Figure contents as structured data:
## Begin

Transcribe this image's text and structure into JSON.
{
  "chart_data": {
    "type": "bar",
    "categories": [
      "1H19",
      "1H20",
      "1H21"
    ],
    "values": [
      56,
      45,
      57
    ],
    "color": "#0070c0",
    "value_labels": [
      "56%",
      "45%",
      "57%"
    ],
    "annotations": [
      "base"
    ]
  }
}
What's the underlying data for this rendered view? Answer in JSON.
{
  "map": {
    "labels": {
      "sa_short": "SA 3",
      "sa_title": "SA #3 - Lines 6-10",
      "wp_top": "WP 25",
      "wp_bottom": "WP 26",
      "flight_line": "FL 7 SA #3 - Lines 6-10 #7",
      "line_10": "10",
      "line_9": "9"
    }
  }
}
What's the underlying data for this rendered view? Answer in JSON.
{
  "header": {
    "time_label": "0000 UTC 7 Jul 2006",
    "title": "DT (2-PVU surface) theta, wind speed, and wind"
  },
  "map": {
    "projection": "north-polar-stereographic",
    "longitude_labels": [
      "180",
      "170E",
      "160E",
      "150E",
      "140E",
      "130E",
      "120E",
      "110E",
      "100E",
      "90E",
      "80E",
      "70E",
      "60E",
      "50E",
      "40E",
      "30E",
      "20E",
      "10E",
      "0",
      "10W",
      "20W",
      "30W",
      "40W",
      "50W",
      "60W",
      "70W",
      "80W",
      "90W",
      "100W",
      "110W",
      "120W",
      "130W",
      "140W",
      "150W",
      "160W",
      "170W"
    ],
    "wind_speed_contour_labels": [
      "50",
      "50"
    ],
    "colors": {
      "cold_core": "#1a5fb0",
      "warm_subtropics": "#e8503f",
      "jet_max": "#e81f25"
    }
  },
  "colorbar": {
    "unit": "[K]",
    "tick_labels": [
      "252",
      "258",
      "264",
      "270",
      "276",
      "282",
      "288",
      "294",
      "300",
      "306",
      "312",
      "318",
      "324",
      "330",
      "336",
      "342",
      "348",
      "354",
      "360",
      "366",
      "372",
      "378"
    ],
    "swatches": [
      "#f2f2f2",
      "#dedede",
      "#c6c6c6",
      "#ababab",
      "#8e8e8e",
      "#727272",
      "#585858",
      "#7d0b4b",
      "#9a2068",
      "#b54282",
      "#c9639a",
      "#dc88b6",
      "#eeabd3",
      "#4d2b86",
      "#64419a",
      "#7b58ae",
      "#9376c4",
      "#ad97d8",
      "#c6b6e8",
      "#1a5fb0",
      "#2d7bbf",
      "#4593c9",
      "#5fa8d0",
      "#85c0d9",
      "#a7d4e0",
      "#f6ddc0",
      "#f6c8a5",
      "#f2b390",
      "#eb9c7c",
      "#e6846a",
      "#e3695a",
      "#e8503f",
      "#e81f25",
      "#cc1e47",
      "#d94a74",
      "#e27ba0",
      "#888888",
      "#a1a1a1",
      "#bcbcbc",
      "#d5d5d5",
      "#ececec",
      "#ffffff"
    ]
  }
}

## End

◆ Goal:
Each record above should be returned exactly as it appears.

◆ Task output:
Transcribe this image's text and structure into JSON.
{
  "chart_data": {
    "type": "bar",
    "categories": [
      "1H19",
      "1H20",
      "1H21"
    ],
    "values": [
      56,
      45,
      57
    ],
    "color": "#0070c0",
    "value_labels": [
      "56%",
      "45%",
      "57%"
    ],
    "annotations": [
      "base"
    ]
  }
}
What's the underlying data for this rendered view? Answer in JSON.
{
  "map": {
    "labels": {
      "sa_short": "SA 3",
      "sa_title": "SA #3 - Lines 6-10",
      "wp_top": "WP 25",
      "wp_bottom": "WP 26",
      "flight_line": "FL 7 SA #3 - Lines 6-10 #7",
      "line_10": "10",
      "line_9": "9"
    }
  }
}
What's the underlying data for this rendered view? Answer in JSON.
{
  "header": {
    "time_label": "0000 UTC 7 Jul 2006",
    "title": "DT (2-PVU surface) theta, wind speed, and wind"
  },
  "map": {
    "projection": "north-polar-stereographic",
    "longitude_labels": [
      "180",
      "170E",
      "160E",
      "150E",
      "140E",
      "130E",
      "120E",
      "110E",
      "100E",
      "90E",
      "80E",
      "70E",
      "60E",
      "50E",
      "40E",
      "30E",
      "20E",
      "10E",
      "0",
      "10W",
      "20W",
      "30W",
      "40W",
      "50W",
      "60W",
      "70W",
      "80W",
      "90W",
      "100W",
      "110W",
      "120W",
      "130W",
      "140W",
      "150W",
      "160W",
      "170W"
    ],
    "wind_speed_contour_labels": [
      "50",
      "50"
    ],
    "colors": {
      "cold_core": "#1a5fb0",
      "warm_subtropics": "#e8503f",
      "jet_max": "#e81f25"
    }
  },
  "colorbar": {
    "unit": "[K]",
    "tick_labels": [
      "252",
      "258",
      "264",
      "270",
      "276",
      "282",
      "288",
      "294",
      "300",
      "306",
      "312",
      "318",
      "324",
      "330",
      "336",
      "342",
      "348",
      "354",
      "360",
      "366",
      "372",
      "378"
    ],
    "swatches": [
      "#f2f2f2",
      "#dedede",
      "#c6c6c6",
      "#ababab",
      "#8e8e8e",
      "#727272",
      "#585858",
      "#7d0b4b",
      "#9a2068",
      "#b54282",
      "#c9639a",
      "#dc88b6",
      "#eeabd3",
      "#4d2b86",
      "#64419a",
      "#7b58ae",
      "#9376c4",
      "#ad97d8",
      "#c6b6e8",
      "#1a5fb0",
      "#2d7bbf",
      "#4593c9",
      "#5fa8d0",
      "#85c0d9",
      "#a7d4e0",
      "#f6ddc0",
      "#f6c8a5",
      "#f2b390",
      "#eb9c7c",
      "#e6846a",
      "#e3695a",
      "#e8503f",
      "#e81f25",
      "#cc1e47",
      "#d94a74",
      "#e27ba0",
      "#888888",
      "#a1a1a1",
      "#bcbcbc",
      "#d5d5d5",
      "#ececec",
      "#ffffff"
    ]
  }
}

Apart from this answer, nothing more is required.